━━ Source records ━━
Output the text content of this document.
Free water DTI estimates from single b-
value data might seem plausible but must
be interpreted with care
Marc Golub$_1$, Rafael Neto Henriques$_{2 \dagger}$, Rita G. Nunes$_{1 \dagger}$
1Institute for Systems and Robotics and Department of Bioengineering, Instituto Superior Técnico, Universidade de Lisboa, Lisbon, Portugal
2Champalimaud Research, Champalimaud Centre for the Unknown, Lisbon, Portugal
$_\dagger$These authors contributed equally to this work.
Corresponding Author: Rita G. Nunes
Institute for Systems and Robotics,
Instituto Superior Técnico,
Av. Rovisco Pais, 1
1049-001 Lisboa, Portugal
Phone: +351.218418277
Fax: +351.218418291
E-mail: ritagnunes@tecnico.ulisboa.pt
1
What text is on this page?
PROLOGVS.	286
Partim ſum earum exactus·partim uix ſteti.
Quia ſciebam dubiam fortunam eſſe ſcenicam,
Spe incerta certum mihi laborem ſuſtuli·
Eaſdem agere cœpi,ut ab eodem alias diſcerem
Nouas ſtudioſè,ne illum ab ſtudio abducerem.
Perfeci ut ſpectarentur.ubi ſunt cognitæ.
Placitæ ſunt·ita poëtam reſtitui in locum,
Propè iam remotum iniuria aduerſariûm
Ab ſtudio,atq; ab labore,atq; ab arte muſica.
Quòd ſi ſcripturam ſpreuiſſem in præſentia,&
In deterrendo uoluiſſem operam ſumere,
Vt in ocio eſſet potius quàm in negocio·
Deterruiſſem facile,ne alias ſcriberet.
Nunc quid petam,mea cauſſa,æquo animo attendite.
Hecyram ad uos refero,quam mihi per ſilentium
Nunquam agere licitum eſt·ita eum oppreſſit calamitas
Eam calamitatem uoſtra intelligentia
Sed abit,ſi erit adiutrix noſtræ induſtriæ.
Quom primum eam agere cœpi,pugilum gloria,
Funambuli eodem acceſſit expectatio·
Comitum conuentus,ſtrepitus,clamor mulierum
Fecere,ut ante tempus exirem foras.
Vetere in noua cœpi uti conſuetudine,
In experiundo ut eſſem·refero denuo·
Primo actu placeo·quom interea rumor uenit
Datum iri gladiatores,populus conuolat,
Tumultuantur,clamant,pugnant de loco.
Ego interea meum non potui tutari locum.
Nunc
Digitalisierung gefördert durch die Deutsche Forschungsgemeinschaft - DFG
━━━
The exercise | Count the lines that hold the string "Técnico" and state that number alone.

Full response | 2